**MATERIAL SHOWN:**
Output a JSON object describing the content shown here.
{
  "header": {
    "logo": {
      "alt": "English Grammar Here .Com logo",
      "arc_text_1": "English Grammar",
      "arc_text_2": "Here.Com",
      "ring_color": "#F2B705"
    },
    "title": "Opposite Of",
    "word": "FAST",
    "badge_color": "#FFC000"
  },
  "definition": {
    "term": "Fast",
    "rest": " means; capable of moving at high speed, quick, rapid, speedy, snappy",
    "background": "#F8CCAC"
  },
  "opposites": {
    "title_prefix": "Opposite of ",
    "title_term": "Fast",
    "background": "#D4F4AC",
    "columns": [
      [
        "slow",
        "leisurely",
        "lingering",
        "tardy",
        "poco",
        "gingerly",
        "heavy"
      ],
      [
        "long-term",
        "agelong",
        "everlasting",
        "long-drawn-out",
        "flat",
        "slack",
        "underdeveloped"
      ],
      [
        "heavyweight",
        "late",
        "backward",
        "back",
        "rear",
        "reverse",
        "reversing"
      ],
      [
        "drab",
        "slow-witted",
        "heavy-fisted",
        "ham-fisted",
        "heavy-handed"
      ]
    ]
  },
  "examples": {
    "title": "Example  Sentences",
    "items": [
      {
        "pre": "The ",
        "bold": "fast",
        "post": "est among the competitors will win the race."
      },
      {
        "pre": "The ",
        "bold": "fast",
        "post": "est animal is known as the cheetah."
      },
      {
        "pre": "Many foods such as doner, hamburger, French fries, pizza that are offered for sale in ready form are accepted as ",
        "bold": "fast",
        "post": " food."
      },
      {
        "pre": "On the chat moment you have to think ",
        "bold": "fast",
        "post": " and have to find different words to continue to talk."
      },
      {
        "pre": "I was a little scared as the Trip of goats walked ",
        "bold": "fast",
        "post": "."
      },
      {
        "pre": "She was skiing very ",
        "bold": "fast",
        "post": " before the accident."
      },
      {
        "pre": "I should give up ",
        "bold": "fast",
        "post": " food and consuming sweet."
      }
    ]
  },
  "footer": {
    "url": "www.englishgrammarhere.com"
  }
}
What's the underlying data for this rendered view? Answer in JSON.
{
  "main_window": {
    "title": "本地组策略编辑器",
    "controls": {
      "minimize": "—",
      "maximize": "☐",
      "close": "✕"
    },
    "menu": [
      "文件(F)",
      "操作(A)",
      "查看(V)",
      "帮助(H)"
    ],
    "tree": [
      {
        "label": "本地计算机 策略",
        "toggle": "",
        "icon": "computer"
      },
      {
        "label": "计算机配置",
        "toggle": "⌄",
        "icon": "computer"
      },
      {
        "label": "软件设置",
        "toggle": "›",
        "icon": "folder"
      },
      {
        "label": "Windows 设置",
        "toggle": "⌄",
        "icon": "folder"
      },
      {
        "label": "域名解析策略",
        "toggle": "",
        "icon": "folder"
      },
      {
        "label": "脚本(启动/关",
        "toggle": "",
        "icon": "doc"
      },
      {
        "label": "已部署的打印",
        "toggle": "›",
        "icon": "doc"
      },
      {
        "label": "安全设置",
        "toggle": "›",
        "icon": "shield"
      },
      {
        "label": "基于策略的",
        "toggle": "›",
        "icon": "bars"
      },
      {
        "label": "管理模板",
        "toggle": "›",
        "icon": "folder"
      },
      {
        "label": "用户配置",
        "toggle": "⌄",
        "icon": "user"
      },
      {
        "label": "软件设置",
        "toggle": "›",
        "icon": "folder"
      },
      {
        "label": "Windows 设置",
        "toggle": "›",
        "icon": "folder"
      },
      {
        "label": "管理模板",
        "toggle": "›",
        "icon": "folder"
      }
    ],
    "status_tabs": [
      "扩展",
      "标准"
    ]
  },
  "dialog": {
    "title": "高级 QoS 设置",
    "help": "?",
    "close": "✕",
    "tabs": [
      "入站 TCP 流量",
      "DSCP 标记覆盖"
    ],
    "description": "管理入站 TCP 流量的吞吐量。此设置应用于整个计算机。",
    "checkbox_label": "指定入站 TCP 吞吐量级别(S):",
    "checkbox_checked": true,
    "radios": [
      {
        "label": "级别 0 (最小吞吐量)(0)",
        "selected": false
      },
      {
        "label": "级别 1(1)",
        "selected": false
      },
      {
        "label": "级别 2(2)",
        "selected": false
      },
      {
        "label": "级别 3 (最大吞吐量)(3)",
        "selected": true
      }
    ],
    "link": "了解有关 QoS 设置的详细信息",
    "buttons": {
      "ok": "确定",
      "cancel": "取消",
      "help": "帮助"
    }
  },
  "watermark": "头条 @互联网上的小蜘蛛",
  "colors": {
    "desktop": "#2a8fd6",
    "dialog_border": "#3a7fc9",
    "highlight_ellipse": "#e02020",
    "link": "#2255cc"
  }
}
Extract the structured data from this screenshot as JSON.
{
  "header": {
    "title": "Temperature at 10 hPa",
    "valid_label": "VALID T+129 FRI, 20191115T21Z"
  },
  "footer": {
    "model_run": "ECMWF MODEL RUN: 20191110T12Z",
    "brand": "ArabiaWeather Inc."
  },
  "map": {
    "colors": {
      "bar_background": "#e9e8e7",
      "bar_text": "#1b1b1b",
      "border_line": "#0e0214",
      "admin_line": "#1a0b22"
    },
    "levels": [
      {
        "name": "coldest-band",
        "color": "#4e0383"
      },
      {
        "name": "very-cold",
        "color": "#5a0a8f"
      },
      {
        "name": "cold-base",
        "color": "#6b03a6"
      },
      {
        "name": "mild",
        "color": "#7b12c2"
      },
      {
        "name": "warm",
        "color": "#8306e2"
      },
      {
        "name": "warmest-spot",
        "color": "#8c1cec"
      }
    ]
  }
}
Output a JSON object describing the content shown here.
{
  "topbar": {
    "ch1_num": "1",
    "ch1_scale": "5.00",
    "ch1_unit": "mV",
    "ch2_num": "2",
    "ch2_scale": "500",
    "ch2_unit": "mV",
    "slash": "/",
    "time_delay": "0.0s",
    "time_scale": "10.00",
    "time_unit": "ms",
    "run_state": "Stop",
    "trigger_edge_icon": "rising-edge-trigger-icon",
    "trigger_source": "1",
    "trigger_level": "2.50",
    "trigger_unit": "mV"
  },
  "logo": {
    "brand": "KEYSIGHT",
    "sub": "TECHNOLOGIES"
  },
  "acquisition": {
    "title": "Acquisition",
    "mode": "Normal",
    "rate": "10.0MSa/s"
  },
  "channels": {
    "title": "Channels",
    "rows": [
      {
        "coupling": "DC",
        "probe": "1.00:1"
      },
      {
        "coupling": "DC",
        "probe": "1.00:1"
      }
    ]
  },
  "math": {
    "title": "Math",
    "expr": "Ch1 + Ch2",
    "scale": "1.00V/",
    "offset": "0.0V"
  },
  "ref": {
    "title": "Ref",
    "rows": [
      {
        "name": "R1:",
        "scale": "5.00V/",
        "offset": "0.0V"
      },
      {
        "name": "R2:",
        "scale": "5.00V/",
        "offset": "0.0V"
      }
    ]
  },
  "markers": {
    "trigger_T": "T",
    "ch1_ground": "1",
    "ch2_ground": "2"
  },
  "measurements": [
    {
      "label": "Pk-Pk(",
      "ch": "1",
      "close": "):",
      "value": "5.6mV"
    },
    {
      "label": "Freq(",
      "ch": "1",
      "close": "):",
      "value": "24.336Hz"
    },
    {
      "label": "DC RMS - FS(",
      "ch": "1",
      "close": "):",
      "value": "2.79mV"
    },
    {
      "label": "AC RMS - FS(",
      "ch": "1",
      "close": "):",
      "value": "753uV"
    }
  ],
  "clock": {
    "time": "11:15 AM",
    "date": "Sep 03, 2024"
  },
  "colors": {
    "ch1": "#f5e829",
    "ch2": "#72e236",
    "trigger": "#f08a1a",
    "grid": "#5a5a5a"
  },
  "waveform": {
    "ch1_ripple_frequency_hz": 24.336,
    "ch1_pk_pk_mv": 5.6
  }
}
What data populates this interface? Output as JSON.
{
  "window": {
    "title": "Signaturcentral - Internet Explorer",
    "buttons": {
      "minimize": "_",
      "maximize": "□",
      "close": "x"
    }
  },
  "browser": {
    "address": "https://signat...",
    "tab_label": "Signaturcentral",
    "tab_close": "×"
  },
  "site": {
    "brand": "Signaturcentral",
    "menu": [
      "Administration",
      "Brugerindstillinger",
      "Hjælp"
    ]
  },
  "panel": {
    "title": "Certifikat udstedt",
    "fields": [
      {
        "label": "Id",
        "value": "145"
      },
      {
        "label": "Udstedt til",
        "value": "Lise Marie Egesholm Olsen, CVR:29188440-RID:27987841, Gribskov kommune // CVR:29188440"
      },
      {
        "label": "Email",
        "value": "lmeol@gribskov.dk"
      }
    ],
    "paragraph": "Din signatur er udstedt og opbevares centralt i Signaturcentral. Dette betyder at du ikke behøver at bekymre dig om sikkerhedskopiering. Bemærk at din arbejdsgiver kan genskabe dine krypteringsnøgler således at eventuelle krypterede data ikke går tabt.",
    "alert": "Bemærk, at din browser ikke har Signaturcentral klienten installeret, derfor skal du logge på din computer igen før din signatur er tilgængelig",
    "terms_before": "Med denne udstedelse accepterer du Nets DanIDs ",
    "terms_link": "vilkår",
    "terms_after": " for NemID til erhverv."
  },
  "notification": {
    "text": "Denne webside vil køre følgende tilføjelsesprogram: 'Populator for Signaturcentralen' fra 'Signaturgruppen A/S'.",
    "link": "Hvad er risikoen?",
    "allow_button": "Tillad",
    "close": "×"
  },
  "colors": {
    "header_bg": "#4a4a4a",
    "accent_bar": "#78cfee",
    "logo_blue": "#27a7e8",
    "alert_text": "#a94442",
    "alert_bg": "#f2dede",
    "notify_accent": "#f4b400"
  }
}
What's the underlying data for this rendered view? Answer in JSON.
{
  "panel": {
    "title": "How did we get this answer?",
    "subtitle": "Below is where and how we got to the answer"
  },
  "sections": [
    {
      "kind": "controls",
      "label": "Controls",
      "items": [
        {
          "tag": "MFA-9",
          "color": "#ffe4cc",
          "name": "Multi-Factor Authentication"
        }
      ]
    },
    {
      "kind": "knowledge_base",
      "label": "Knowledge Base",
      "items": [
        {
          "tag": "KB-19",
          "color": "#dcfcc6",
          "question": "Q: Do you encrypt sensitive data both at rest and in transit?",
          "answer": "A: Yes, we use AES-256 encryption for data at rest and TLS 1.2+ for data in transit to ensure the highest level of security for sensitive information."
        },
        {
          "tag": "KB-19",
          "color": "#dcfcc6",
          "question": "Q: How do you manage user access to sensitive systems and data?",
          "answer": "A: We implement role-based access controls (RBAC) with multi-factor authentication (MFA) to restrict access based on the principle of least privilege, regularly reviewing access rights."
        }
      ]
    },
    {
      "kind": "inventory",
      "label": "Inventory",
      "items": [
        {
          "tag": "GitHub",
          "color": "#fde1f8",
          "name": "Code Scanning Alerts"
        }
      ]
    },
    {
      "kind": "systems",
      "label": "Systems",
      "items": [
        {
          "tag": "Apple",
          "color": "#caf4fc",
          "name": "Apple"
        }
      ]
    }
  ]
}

**WHAT YOU SHOULD DO:**
What number of lines in the records contain the word "brand"? Answer with that number alone.

**WRITTEN SOLUTION:**
3